Copy every line in which the string "irregular" occurs.

++++++

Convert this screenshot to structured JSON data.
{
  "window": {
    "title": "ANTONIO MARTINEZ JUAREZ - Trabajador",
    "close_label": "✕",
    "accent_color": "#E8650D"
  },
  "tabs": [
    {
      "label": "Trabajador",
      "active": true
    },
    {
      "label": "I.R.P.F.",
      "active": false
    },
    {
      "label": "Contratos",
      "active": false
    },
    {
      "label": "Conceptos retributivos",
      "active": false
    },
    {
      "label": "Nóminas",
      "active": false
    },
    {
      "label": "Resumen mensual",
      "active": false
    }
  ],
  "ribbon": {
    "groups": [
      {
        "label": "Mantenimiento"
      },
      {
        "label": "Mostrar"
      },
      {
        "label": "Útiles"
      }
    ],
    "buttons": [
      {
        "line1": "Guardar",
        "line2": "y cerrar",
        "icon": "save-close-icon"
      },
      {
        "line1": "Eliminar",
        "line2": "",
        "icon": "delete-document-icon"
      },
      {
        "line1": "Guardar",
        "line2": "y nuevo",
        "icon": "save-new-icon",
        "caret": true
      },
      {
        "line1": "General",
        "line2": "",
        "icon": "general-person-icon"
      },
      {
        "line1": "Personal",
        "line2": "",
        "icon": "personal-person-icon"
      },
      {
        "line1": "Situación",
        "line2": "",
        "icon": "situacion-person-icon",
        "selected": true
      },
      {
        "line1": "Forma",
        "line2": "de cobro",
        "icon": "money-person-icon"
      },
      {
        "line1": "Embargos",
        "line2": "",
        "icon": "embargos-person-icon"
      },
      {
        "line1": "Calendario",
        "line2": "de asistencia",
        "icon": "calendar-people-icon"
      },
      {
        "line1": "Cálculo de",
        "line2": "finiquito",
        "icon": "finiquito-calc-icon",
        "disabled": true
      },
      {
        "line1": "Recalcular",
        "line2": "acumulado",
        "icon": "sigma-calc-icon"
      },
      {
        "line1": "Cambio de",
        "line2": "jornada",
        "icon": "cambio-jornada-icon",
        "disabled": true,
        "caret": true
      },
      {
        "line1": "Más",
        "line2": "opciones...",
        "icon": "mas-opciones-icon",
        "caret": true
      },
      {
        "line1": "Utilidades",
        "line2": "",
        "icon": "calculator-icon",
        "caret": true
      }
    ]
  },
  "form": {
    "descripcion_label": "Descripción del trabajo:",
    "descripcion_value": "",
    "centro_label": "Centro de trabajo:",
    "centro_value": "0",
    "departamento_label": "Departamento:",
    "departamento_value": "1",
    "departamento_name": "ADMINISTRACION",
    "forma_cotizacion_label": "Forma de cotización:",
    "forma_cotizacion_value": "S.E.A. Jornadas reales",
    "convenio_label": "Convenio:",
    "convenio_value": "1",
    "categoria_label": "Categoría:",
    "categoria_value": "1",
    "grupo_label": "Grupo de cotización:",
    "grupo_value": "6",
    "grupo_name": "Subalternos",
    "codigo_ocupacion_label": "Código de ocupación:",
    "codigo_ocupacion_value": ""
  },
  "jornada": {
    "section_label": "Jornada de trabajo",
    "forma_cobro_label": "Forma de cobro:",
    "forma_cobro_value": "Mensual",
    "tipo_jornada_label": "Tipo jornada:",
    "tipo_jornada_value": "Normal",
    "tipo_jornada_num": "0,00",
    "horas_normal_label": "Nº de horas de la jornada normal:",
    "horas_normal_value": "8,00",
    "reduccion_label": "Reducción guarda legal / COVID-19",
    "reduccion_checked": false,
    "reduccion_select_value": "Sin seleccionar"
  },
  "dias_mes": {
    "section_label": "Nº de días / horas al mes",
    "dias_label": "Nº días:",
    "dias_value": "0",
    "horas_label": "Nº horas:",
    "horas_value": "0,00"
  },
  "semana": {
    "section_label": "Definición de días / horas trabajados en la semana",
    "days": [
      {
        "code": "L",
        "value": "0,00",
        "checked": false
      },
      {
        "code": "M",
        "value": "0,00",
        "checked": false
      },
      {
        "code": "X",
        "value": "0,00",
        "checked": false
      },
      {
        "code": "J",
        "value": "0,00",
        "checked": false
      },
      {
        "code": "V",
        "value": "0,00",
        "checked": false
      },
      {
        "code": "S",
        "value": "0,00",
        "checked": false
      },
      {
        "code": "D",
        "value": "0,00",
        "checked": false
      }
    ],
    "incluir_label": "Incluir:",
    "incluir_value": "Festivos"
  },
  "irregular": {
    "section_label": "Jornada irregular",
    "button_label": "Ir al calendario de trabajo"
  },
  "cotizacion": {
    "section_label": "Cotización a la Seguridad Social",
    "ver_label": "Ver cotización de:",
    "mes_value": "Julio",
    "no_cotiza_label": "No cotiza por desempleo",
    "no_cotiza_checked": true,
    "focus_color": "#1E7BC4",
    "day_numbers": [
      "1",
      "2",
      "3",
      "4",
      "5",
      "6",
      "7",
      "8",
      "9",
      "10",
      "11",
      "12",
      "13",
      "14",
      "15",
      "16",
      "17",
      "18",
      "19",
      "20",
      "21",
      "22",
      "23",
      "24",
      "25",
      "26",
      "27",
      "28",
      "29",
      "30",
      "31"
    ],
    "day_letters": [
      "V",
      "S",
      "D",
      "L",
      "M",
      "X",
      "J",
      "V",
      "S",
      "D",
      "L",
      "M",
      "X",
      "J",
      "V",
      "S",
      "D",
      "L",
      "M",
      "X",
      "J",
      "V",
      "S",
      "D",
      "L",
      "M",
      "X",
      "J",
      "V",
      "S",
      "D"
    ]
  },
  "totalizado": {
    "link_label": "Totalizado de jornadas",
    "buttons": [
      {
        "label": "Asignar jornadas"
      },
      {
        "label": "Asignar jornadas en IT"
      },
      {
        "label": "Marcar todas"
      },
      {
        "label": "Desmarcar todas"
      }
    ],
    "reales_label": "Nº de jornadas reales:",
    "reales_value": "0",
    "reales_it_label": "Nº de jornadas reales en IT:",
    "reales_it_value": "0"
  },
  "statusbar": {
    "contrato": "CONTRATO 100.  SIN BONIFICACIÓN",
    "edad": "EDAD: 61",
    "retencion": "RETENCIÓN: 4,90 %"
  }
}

++++++

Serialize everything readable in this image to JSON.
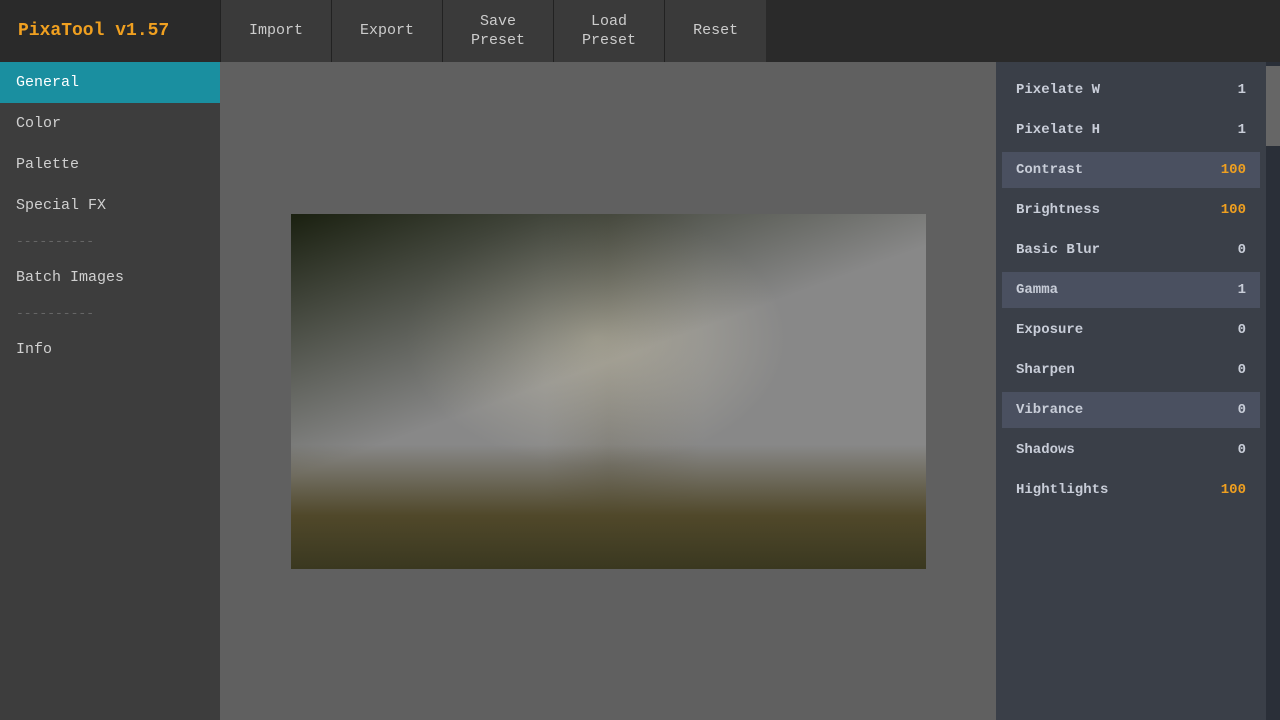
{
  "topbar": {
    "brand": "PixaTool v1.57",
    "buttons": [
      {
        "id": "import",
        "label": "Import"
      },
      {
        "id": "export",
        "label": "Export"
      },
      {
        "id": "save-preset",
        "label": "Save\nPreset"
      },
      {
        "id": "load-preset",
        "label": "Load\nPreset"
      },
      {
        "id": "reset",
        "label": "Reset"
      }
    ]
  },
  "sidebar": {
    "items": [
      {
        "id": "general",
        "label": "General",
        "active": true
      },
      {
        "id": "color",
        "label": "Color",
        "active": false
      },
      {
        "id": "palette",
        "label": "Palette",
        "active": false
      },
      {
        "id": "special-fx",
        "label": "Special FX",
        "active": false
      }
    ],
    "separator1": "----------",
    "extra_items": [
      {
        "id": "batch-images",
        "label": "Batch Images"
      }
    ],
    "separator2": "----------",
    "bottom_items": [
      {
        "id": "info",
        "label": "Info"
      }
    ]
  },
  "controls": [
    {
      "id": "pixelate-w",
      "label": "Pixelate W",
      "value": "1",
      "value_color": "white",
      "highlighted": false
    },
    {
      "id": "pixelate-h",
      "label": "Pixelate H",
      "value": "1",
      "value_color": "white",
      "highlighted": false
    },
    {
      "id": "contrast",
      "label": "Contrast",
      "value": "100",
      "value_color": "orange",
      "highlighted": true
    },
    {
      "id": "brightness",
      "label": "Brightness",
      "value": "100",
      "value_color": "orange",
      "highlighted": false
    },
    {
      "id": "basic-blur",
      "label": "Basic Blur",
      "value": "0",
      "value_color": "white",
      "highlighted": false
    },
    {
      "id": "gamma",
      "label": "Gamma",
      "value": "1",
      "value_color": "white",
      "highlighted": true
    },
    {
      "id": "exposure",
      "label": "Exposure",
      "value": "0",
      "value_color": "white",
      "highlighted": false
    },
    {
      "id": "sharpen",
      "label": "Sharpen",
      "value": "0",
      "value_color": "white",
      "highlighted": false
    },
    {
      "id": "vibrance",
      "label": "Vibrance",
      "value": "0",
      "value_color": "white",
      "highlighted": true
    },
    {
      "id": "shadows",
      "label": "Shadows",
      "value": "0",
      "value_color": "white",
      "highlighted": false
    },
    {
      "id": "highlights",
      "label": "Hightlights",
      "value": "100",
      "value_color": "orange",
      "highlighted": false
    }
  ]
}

++++++

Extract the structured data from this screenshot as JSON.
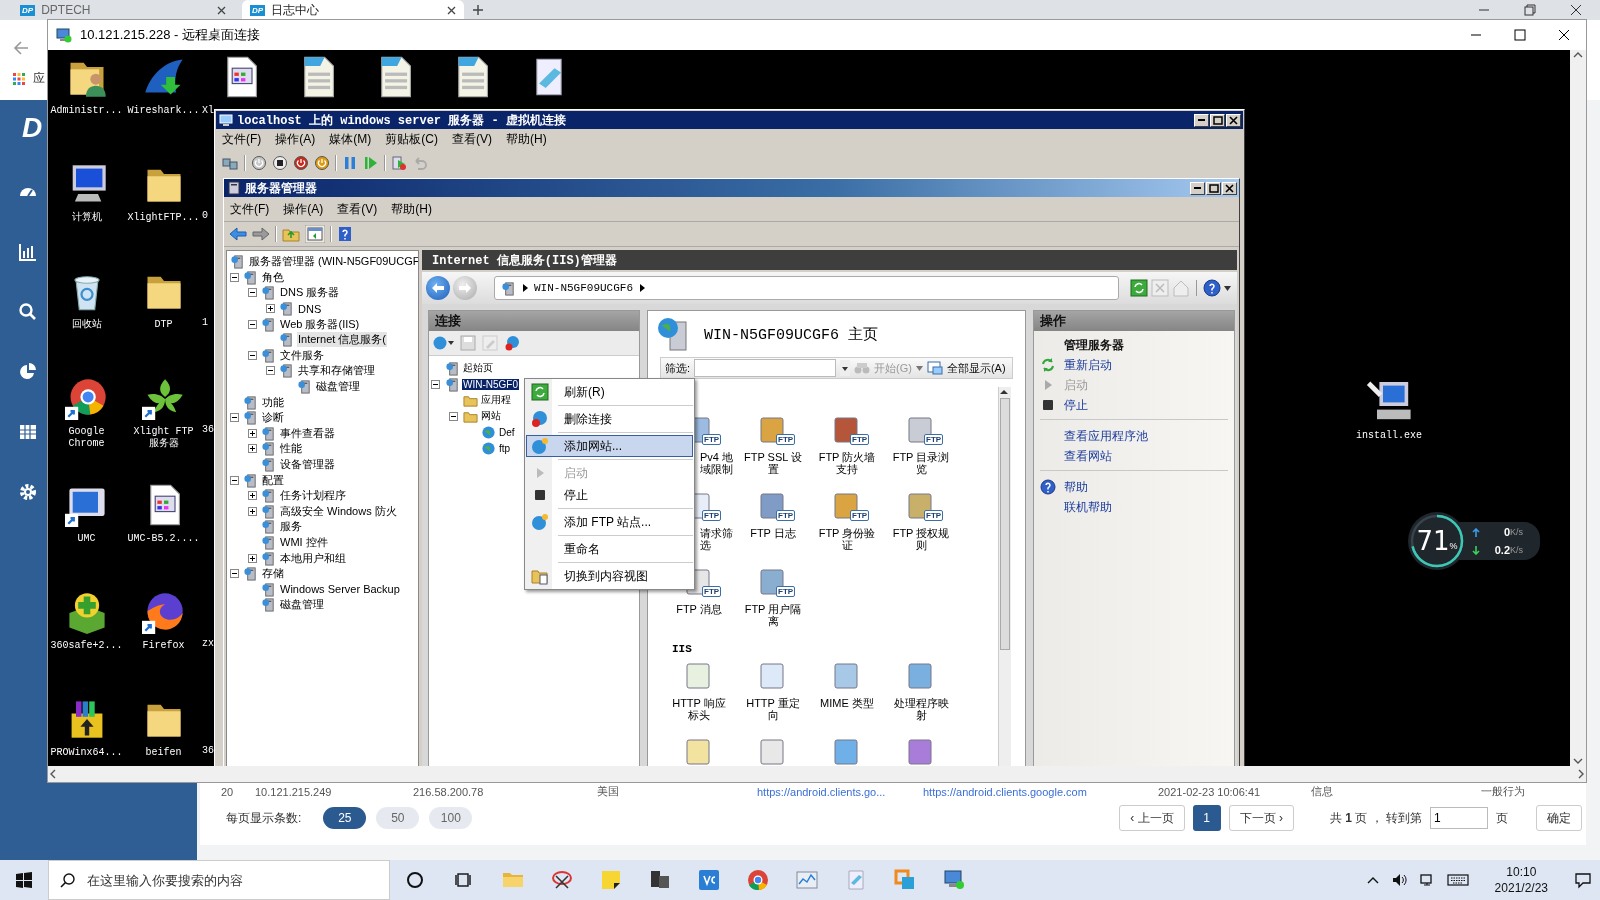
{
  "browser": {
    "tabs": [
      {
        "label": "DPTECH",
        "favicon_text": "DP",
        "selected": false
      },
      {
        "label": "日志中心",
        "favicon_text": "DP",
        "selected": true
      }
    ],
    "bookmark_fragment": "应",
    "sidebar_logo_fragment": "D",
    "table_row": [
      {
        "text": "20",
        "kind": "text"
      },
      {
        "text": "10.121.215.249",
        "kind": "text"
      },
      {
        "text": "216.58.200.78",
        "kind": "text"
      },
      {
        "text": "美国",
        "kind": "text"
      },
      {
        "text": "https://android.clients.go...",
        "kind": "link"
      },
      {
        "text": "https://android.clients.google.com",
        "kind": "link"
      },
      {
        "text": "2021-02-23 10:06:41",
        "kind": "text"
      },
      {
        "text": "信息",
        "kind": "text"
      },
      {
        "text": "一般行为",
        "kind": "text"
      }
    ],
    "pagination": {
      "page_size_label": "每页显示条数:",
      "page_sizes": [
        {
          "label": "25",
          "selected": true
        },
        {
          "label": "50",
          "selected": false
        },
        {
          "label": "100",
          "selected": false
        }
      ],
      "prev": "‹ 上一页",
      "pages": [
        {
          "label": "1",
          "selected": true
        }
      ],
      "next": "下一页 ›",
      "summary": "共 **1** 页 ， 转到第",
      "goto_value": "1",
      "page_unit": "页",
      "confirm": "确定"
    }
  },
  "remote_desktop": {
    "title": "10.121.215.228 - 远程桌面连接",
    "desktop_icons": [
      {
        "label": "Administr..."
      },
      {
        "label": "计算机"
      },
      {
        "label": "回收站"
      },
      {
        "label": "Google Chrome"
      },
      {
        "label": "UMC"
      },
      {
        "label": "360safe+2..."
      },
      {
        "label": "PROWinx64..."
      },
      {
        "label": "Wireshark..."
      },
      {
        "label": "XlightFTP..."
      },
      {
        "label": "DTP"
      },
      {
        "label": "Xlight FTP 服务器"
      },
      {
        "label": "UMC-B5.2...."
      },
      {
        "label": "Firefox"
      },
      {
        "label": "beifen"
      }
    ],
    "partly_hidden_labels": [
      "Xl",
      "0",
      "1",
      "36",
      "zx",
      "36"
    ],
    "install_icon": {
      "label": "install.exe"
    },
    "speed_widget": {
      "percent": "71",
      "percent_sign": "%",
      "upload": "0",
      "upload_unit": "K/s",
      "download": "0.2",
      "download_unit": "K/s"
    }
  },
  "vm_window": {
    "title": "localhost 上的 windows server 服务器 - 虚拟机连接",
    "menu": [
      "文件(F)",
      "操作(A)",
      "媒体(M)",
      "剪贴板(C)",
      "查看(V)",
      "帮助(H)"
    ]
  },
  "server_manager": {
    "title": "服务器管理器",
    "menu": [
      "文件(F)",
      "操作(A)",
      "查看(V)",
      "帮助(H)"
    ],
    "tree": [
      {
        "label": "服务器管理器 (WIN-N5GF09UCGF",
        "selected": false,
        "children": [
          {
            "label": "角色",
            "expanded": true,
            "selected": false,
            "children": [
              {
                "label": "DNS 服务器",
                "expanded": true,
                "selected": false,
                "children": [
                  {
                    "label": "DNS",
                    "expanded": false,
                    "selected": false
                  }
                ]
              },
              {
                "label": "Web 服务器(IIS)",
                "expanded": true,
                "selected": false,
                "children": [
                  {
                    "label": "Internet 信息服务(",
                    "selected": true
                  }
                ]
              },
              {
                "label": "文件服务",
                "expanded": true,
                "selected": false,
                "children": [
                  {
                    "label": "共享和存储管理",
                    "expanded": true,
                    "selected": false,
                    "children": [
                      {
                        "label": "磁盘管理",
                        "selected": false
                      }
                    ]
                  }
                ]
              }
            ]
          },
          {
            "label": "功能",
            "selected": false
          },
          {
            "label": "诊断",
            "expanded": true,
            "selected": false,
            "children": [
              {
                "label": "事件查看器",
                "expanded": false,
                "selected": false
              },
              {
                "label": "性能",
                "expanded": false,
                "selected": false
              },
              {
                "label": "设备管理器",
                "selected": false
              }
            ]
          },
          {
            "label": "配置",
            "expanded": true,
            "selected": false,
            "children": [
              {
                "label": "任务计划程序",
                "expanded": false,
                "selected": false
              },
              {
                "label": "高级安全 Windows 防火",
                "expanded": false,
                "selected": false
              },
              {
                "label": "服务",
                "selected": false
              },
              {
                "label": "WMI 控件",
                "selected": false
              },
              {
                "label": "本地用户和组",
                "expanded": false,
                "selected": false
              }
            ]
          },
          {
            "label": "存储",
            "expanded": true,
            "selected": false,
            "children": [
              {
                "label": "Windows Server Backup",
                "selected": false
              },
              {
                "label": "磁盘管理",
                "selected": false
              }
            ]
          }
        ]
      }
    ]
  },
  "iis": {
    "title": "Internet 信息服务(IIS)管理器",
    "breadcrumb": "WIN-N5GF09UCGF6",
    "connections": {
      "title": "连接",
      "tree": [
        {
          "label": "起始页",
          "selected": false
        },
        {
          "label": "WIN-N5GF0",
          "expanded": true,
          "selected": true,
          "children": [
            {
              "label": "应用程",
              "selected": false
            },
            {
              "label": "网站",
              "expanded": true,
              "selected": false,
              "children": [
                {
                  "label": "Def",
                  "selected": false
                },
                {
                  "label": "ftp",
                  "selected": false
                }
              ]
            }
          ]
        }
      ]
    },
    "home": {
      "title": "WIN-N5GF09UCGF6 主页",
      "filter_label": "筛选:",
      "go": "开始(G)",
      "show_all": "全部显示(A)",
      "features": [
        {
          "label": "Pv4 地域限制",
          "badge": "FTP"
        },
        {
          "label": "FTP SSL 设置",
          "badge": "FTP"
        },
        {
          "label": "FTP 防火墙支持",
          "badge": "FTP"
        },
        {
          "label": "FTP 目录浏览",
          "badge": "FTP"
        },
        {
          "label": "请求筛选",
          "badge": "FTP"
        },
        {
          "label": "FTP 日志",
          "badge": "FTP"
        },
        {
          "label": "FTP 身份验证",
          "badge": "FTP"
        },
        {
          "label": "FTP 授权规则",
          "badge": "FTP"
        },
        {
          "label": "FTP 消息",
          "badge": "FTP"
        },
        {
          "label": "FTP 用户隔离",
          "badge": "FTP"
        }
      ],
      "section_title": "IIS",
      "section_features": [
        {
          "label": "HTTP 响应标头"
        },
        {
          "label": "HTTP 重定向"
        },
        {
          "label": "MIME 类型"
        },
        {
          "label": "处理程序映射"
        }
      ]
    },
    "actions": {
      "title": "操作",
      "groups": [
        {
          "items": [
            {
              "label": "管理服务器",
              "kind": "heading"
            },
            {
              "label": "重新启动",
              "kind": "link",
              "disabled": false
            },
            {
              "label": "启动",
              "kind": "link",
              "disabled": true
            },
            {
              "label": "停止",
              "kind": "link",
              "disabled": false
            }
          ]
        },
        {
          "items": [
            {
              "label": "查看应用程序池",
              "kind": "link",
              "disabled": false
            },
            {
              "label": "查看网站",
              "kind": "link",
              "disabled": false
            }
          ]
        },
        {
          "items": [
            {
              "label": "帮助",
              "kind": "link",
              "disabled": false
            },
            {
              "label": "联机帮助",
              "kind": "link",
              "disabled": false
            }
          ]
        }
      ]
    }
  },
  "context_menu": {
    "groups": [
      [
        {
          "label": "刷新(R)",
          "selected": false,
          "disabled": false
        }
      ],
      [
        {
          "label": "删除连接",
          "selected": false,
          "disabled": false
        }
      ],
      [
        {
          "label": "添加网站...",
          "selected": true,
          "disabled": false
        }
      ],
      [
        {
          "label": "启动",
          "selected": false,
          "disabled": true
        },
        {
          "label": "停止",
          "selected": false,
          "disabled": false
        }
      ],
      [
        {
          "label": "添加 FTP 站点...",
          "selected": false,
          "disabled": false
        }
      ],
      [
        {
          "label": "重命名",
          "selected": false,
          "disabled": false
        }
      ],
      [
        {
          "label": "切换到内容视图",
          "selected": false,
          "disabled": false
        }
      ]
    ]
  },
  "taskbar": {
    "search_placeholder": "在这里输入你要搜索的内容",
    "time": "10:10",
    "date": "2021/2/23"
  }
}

++++++

:: WORKED SOLUTION ::
  "irregular": {
    "section_label": "Jornada irregular",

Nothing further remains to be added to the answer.